* START *

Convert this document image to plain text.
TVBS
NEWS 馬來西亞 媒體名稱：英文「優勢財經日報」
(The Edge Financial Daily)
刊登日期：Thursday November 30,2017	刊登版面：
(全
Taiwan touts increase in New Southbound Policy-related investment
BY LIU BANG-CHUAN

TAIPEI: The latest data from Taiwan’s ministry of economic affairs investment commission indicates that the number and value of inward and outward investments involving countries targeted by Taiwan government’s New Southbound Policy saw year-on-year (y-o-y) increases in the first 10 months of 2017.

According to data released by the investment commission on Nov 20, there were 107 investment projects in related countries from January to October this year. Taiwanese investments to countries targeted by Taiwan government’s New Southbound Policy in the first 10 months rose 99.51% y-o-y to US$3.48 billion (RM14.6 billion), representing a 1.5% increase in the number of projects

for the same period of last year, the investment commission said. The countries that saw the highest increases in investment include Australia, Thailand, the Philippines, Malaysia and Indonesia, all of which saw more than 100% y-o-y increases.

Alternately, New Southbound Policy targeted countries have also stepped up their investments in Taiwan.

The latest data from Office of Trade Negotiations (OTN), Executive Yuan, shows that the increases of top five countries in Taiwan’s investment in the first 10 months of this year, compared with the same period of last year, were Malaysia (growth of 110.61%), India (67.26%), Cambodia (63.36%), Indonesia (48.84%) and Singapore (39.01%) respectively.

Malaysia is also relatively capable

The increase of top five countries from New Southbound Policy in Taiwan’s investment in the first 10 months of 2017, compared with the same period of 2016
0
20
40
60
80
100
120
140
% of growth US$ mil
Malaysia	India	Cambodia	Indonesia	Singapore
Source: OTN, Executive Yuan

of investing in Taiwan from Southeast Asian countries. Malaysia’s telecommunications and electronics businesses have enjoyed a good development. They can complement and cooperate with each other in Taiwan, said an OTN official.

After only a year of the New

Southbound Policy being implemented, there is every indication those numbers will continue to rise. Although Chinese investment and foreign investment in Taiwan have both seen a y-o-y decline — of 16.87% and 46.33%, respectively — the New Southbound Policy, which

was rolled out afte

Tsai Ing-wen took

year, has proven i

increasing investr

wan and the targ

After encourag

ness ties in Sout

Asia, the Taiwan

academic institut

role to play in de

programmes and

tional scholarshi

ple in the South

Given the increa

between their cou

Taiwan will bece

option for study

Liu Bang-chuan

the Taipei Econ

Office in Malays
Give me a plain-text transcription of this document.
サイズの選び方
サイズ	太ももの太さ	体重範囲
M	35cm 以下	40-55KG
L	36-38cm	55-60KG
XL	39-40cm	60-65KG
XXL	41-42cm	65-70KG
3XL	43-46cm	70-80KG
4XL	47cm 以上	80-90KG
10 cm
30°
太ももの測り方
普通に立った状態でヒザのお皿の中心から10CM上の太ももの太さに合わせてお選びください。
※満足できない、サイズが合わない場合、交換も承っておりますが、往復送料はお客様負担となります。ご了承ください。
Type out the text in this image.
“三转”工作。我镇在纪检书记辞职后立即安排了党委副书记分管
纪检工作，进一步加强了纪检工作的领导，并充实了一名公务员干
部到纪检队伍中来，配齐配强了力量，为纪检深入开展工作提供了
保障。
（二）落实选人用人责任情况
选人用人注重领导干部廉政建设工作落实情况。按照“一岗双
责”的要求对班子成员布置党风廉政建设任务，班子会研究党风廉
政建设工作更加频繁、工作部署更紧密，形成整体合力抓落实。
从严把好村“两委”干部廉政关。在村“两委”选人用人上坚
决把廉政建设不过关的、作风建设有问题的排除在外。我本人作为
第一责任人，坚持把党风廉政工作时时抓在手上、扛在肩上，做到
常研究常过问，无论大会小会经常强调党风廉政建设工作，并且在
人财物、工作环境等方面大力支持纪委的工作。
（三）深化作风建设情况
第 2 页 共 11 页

* END *

*What you need to do:* Quote the entire listing above exactly.

*Result for this exercise:*
Convert this document image to plain text.
TVBS
NEWS 馬來西亞 媒體名稱：英文「優勢財經日報」
(The Edge Financial Daily)
刊登日期：Thursday November 30,2017	刊登版面：
(全
Taiwan touts increase in New Southbound Policy-related investment
BY LIU BANG-CHUAN

TAIPEI: The latest data from Taiwan’s ministry of economic affairs investment commission indicates that the number and value of inward and outward investments involving countries targeted by Taiwan government’s New Southbound Policy saw year-on-year (y-o-y) increases in the first 10 months of 2017.

According to data released by the investment commission on Nov 20, there were 107 investment projects in related countries from January to October this year. Taiwanese investments to countries targeted by Taiwan government’s New Southbound Policy in the first 10 months rose 99.51% y-o-y to US$3.48 billion (RM14.6 billion), representing a 1.5% increase in the number of projects

for the same period of last year, the investment commission said. The countries that saw the highest increases in investment include Australia, Thailand, the Philippines, Malaysia and Indonesia, all of which saw more than 100% y-o-y increases.

Alternately, New Southbound Policy targeted countries have also stepped up their investments in Taiwan.

The latest data from Office of Trade Negotiations (OTN), Executive Yuan, shows that the increases of top five countries in Taiwan’s investment in the first 10 months of this year, compared with the same period of last year, were Malaysia (growth of 110.61%), India (67.26%), Cambodia (63.36%), Indonesia (48.84%) and Singapore (39.01%) respectively.

Malaysia is also relatively capable

The increase of top five countries from New Southbound Policy in Taiwan’s investment in the first 10 months of 2017, compared with the same period of 2016
0
20
40
60
80
100
120
140
% of growth US$ mil
Malaysia	India	Cambodia	Indonesia	Singapore
Source: OTN, Executive Yuan

of investing in Taiwan from Southeast Asian countries. Malaysia’s telecommunications and electronics businesses have enjoyed a good development. They can complement and cooperate with each other in Taiwan, said an OTN official.

After only a year of the New

Southbound Policy being implemented, there is every indication those numbers will continue to rise. Although Chinese investment and foreign investment in Taiwan have both seen a y-o-y decline — of 16.87% and 46.33%, respectively — the New Southbound Policy, which

was rolled out afte

Tsai Ing-wen took

year, has proven i

increasing investr

wan and the targ

After encourag

ness ties in Sout

Asia, the Taiwan

academic institut

role to play in de

programmes and

tional scholarshi

ple in the South

Given the increa

between their cou

Taiwan will bece

option for study

Liu Bang-chuan

the Taipei Econ

Office in Malays
Give me a plain-text transcription of this document.
サイズの選び方
サイズ	太ももの太さ	体重範囲
M	35cm 以下	40-55KG
L	36-38cm	55-60KG
XL	39-40cm	60-65KG
XXL	41-42cm	65-70KG
3XL	43-46cm	70-80KG
4XL	47cm 以上	80-90KG
10 cm
30°
太ももの測り方
普通に立った状態でヒザのお皿の中心から10CM上の太ももの太さに合わせてお選びください。
※満足できない、サイズが合わない場合、交換も承っておりますが、往復送料はお客様負担となります。ご了承ください。
Type out the text in this image.
“三转”工作。我镇在纪检书记辞职后立即安排了党委副书记分管
纪检工作，进一步加强了纪检工作的领导，并充实了一名公务员干
部到纪检队伍中来，配齐配强了力量，为纪检深入开展工作提供了
保障。
（二）落实选人用人责任情况
选人用人注重领导干部廉政建设工作落实情况。按照“一岗双
责”的要求对班子成员布置党风廉政建设任务，班子会研究党风廉
政建设工作更加频繁、工作部署更紧密，形成整体合力抓落实。
从严把好村“两委”干部廉政关。在村“两委”选人用人上坚
决把廉政建设不过关的、作风建设有问题的排除在外。我本人作为
第一责任人，坚持把党风廉政工作时时抓在手上、扛在肩上，做到
常研究常过问，无论大会小会经常强调党风廉政建设工作，并且在
人财物、工作环境等方面大力支持纪委的工作。
（三）深化作风建设情况
第 2 页 共 11 页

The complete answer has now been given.